[Stored dataset items]
_ _ _ _
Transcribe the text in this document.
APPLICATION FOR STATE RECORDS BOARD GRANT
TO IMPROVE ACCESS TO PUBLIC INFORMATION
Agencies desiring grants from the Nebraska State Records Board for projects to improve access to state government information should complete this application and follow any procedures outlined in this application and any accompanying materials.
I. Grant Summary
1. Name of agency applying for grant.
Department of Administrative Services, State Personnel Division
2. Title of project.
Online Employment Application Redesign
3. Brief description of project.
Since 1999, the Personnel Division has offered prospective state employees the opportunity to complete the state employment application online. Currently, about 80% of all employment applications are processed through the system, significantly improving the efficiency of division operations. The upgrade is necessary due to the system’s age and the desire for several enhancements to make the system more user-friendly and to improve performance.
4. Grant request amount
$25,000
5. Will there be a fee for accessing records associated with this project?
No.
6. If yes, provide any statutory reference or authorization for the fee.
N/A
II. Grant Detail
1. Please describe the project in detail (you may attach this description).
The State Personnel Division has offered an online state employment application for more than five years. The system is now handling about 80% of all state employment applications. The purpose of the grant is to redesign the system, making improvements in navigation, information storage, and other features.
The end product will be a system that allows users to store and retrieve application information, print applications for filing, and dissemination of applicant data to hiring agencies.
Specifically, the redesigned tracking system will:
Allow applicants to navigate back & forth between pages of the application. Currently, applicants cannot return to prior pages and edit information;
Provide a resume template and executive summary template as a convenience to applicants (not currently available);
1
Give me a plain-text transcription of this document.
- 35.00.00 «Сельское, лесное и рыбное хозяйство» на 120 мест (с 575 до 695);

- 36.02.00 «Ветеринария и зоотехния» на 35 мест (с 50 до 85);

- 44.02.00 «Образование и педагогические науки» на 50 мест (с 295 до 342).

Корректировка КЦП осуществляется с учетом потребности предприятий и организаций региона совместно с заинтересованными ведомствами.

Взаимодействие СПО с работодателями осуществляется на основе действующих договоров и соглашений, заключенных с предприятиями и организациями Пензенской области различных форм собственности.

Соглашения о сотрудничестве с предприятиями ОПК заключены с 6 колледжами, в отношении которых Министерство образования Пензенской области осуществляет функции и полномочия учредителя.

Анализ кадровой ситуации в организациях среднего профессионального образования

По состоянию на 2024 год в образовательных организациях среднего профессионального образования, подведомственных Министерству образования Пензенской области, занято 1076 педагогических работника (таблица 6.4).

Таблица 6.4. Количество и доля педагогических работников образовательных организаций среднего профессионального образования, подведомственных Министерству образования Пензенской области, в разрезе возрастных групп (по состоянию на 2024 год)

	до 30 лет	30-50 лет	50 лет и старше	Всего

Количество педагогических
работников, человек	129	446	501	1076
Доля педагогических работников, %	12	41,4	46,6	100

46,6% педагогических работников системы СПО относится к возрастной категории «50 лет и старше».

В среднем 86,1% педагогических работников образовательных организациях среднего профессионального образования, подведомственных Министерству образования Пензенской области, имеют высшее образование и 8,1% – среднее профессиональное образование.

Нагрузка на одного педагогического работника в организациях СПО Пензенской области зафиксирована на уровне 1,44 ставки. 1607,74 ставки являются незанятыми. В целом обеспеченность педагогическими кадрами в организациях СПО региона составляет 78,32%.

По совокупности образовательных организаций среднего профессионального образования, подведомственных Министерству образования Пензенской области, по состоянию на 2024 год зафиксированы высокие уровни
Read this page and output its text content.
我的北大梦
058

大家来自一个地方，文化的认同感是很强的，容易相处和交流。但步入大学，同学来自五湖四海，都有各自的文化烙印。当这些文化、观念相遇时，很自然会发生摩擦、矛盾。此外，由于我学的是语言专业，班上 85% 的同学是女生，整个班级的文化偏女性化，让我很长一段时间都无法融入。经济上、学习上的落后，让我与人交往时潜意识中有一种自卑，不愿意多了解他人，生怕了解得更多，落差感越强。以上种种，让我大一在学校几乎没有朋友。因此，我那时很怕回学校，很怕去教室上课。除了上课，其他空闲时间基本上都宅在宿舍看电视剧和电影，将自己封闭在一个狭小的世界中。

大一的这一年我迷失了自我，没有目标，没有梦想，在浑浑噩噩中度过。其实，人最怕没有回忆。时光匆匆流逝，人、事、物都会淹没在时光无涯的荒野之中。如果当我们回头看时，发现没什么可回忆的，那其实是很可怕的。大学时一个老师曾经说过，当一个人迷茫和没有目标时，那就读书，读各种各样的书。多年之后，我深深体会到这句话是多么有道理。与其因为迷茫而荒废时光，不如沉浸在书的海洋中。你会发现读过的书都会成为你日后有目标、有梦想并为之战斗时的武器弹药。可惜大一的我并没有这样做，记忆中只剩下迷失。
_ _ _ _
Goal of the exercise:
Write the whole listing out again. Keep every line exactly as it is.

Solution:
Transcribe the text in this document.
APPLICATION FOR STATE RECORDS BOARD GRANT
TO IMPROVE ACCESS TO PUBLIC INFORMATION
Agencies desiring grants from the Nebraska State Records Board for projects to improve access to state government information should complete this application and follow any procedures outlined in this application and any accompanying materials.
I. Grant Summary
1. Name of agency applying for grant.
Department of Administrative Services, State Personnel Division
2. Title of project.
Online Employment Application Redesign
3. Brief description of project.
Since 1999, the Personnel Division has offered prospective state employees the opportunity to complete the state employment application online. Currently, about 80% of all employment applications are processed through the system, significantly improving the efficiency of division operations. The upgrade is necessary due to the system’s age and the desire for several enhancements to make the system more user-friendly and to improve performance.
4. Grant request amount
$25,000
5. Will there be a fee for accessing records associated with this project?
No.
6. If yes, provide any statutory reference or authorization for the fee.
N/A
II. Grant Detail
1. Please describe the project in detail (you may attach this description).
The State Personnel Division has offered an online state employment application for more than five years. The system is now handling about 80% of all state employment applications. The purpose of the grant is to redesign the system, making improvements in navigation, information storage, and other features.
The end product will be a system that allows users to store and retrieve application information, print applications for filing, and dissemination of applicant data to hiring agencies.
Specifically, the redesigned tracking system will:
Allow applicants to navigate back & forth between pages of the application. Currently, applicants cannot return to prior pages and edit information;
Provide a resume template and executive summary template as a convenience to applicants (not currently available);
1
Give me a plain-text transcription of this document.
- 35.00.00 «Сельское, лесное и рыбное хозяйство» на 120 мест (с 575 до 695);

- 36.02.00 «Ветеринария и зоотехния» на 35 мест (с 50 до 85);

- 44.02.00 «Образование и педагогические науки» на 50 мест (с 295 до 342).

Корректировка КЦП осуществляется с учетом потребности предприятий и организаций региона совместно с заинтересованными ведомствами.

Взаимодействие СПО с работодателями осуществляется на основе действующих договоров и соглашений, заключенных с предприятиями и организациями Пензенской области различных форм собственности.

Соглашения о сотрудничестве с предприятиями ОПК заключены с 6 колледжами, в отношении которых Министерство образования Пензенской области осуществляет функции и полномочия учредителя.

Анализ кадровой ситуации в организациях среднего профессионального образования

По состоянию на 2024 год в образовательных организациях среднего профессионального образования, подведомственных Министерству образования Пензенской области, занято 1076 педагогических работника (таблица 6.4).

Таблица 6.4. Количество и доля педагогических работников образовательных организаций среднего профессионального образования, подведомственных Министерству образования Пензенской области, в разрезе возрастных групп (по состоянию на 2024 год)

	до 30 лет	30-50 лет	50 лет и старше	Всего

Количество педагогических
работников, человек	129	446	501	1076
Доля педагогических работников, %	12	41,4	46,6	100

46,6% педагогических работников системы СПО относится к возрастной категории «50 лет и старше».

В среднем 86,1% педагогических работников образовательных организациях среднего профессионального образования, подведомственных Министерству образования Пензенской области, имеют высшее образование и 8,1% – среднее профессиональное образование.

Нагрузка на одного педагогического работника в организациях СПО Пензенской области зафиксирована на уровне 1,44 ставки. 1607,74 ставки являются незанятыми. В целом обеспеченность педагогическими кадрами в организациях СПО региона составляет 78,32%.

По совокупности образовательных организаций среднего профессионального образования, подведомственных Министерству образования Пензенской области, по состоянию на 2024 год зафиксированы высокие уровни
Read this page and output its text content.
我的北大梦
058

大家来自一个地方，文化的认同感是很强的，容易相处和交流。但步入大学，同学来自五湖四海，都有各自的文化烙印。当这些文化、观念相遇时，很自然会发生摩擦、矛盾。此外，由于我学的是语言专业，班上 85% 的同学是女生，整个班级的文化偏女性化，让我很长一段时间都无法融入。经济上、学习上的落后，让我与人交往时潜意识中有一种自卑，不愿意多了解他人，生怕了解得更多，落差感越强。以上种种，让我大一在学校几乎没有朋友。因此，我那时很怕回学校，很怕去教室上课。除了上课，其他空闲时间基本上都宅在宿舍看电视剧和电影，将自己封闭在一个狭小的世界中。

大一的这一年我迷失了自我，没有目标，没有梦想，在浑浑噩噩中度过。其实，人最怕没有回忆。时光匆匆流逝，人、事、物都会淹没在时光无涯的荒野之中。如果当我们回头看时，发现没什么可回忆的，那其实是很可怕的。大学时一个老师曾经说过，当一个人迷茫和没有目标时，那就读书，读各种各样的书。多年之后，我深深体会到这句话是多么有道理。与其因为迷茫而荒废时光，不如沉浸在书的海洋中。你会发现读过的书都会成为你日后有目标、有梦想并为之战斗时的武器弹药。可惜大一的我并没有这样做，记忆中只剩下迷失。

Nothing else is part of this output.